* Document section
════════

Lost In the Seas
Senior Don Juan
I am a 16 year's old student, althouth you may consider me too young to actually go on the internet seraching for dating tips, i am deeply troubled here.
Although i have this young, baby face look (some think of me as too immature look), medium build and a bright personality, i never actually feel specifically attracted to a girl in any emotional way althgough many of my friends say i can pick up most girls with my look and characteristcs. Well, that is, until a week ago. I met this girl a bit younger than me named Vicky. I first saw her and i knew she's different.
I got her MSN, chatted and knew her better, and found her aside from her absolutly gorgerous look and interesting personalities, she has an amazing number of similarities with me. We both share a similar pain from our disastrous families, have issues in school and other things that i can really relate to from her.

════════

* Given data
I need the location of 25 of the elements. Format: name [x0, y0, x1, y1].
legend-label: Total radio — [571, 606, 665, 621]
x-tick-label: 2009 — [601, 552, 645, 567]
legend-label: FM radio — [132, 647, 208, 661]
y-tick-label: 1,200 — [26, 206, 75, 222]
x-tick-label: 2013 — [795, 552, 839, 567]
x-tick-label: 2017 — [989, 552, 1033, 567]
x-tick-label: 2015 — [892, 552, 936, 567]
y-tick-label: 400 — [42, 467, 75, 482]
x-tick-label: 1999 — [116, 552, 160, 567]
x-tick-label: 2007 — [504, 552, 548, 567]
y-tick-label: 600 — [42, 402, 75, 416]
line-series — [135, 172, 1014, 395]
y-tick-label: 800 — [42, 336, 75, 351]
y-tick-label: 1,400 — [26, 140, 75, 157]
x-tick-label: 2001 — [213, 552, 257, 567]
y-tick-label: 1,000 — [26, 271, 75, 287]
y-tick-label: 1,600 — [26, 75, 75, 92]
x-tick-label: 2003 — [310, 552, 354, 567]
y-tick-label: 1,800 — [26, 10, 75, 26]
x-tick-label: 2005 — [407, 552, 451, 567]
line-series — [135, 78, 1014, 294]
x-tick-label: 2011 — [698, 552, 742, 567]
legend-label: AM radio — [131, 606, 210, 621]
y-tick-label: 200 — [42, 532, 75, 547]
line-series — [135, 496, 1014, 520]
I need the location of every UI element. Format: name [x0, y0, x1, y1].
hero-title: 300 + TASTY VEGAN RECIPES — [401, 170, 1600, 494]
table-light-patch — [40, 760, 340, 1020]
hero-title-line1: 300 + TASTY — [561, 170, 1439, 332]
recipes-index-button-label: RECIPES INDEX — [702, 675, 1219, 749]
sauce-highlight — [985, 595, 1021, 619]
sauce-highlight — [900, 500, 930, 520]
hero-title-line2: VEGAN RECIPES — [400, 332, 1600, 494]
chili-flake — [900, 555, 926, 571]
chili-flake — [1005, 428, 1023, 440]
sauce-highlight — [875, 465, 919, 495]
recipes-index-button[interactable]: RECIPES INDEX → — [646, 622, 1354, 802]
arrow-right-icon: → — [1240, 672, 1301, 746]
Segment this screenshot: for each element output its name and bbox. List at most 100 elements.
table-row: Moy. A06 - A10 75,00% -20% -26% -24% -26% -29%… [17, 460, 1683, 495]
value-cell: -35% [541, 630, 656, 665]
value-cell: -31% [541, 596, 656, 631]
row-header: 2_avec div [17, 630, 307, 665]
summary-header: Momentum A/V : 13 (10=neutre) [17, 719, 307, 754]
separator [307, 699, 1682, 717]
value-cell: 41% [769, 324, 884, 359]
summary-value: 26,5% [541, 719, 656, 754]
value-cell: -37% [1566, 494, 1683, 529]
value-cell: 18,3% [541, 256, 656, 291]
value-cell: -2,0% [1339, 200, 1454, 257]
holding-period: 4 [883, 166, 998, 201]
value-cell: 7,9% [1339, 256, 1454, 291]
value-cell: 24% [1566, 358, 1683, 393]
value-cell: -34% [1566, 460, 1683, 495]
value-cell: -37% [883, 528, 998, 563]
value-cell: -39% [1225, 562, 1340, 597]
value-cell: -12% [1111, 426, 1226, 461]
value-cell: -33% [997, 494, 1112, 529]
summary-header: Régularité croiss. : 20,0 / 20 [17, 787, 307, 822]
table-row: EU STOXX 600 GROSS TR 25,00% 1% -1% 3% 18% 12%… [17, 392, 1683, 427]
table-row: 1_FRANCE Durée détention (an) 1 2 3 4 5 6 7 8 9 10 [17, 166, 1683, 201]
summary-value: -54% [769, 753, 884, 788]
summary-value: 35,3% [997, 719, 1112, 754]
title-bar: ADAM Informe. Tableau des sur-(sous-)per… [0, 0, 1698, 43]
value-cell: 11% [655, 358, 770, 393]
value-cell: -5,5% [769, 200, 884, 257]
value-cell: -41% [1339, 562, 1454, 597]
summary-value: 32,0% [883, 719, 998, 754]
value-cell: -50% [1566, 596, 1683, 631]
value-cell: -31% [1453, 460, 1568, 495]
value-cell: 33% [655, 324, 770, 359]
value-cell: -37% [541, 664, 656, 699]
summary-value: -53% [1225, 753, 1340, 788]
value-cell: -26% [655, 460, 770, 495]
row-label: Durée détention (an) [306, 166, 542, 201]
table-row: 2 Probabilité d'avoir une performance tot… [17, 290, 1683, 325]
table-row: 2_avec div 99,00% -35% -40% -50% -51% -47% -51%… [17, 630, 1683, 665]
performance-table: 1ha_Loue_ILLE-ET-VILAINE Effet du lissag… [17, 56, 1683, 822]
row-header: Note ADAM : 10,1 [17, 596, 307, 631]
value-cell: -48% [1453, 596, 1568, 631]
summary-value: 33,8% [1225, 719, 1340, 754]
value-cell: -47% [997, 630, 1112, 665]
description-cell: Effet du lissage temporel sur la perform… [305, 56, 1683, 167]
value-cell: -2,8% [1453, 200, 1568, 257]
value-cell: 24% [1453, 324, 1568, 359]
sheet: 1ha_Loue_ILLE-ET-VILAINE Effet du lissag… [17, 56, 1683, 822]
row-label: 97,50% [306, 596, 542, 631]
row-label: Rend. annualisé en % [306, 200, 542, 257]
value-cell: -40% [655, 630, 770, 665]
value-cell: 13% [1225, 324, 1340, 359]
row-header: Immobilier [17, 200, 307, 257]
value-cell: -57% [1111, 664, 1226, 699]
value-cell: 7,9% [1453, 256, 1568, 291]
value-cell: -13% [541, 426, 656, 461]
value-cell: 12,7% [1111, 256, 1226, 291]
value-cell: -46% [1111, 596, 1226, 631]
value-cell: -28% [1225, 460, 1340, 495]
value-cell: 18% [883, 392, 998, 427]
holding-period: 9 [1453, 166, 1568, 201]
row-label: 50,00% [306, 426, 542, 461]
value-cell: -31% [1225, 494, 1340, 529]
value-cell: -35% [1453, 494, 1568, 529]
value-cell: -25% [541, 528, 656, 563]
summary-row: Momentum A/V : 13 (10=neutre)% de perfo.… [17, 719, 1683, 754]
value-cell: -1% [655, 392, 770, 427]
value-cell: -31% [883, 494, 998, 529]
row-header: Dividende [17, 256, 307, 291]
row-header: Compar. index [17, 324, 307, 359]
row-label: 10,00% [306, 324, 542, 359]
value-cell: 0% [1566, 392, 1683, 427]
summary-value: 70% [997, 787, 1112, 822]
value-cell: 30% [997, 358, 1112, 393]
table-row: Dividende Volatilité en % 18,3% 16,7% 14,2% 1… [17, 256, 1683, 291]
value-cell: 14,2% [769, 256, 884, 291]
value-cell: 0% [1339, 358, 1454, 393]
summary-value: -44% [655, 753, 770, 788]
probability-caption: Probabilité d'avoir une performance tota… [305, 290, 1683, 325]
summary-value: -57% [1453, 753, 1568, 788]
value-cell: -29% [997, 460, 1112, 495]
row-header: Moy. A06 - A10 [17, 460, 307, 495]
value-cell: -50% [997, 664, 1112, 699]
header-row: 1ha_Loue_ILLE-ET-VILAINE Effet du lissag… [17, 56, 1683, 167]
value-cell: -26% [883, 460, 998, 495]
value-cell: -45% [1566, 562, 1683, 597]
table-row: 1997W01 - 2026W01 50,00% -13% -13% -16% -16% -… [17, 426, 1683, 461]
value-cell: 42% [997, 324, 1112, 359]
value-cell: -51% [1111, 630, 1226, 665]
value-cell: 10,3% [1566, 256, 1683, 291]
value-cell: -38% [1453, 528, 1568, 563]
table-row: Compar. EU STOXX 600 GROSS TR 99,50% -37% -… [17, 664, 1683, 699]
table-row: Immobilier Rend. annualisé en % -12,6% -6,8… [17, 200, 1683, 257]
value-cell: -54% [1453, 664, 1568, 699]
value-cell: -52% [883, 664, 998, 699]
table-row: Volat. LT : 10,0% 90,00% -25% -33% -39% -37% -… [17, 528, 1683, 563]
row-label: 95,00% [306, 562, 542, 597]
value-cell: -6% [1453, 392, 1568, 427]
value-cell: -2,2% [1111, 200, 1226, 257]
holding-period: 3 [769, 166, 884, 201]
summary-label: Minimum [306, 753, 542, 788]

════════

* Short task
Carry on the post about meeting Vicky, starting right after its final sentence.

* Response
We met for the first time last Saturday. It was virtually my first time going out with a girl i have real feelings to, but it went surprisingly well. We walked in the park with great sceneries, talked just about everything, from friends, the world, to music etc. Then at night i went to her apartment's park and talked more. That day she even suggested to come over to my house and stay for the night because my mom was out and she hated her dad which mistreated her mother. But i had great concerns of her deciding to stay at stranger's house too easily, although i knew i would not harm her in anyway at my house, i was affraid that she would do the same with the other guys she will meet in the future. So i persuaded her not to come.
That event showed how much trust i had already gained from the first meeting, and that day left us both exceptionally happy with sweet memories. I thought all would go well between us, but then comes the troubles.....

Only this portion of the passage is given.